Pull out every line with the word "size" from the entries below.
** Start of AVAILABLE RECORDS **
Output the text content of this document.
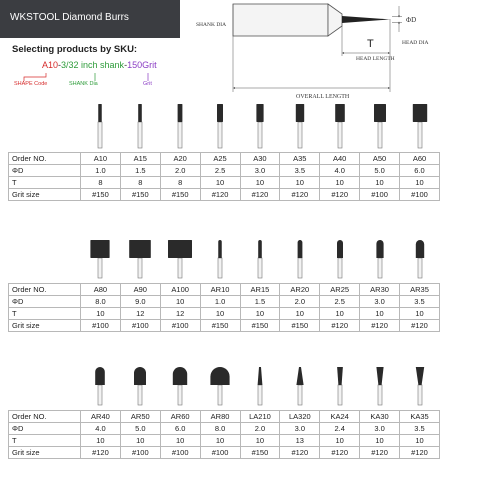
WKSTOOL Diamond Burrs
SHANK DIA
ΦD
HEAD DIA
T
HEAD LENGTH
OVERALL LENGTH
Selecting products by SKU:
A10-3/32 inch shank-150Grit
SHAPE Code	SHANK Dia	Grit
Order NO.	A10	A15	A20	A25	A30	A35	A40	A50	A60
ΦD	1.0	1.5	2.0	2.5	3.0	3.5	4.0	5.0	6.0
T	8	8	8	10	10	10	10	10	10
Grit size	#150	#150	#150	#120	#120	#120	#120	#100	#100
Order NO.	A80	A90	A100	AR10	AR15	AR20	AR25	AR30	AR35
ΦD	8.0	9.0	10	1.0	1.5	2.0	2.5	3.0	3.5
T	10	12	12	10	10	10	10	10	10
Grit size	#100	#100	#100	#150	#150	#150	#120	#120	#120
Order NO.	AR40	AR50	AR60	AR80	LA210	LA320	KA24	KA30	KA35
ΦD	4.0	5.0	6.0	8.0	2.0	3.0	2.4	3.0	3.5
T	10	10	10	10	10	13	10	10	10
Grit size	#120	#100	#100	#100	#150	#120	#120	#120	#120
** End of AVAILABLE RECORDS **
**COMPLETE RESPONSE**
Grit size	#150	#150	#150	#120	#120	#120	#120	#100	#100
Grit size	#100	#100	#100	#150	#150	#150	#120	#120	#120
Grit size	#120	#100	#100	#100	#150	#120	#120	#120	#120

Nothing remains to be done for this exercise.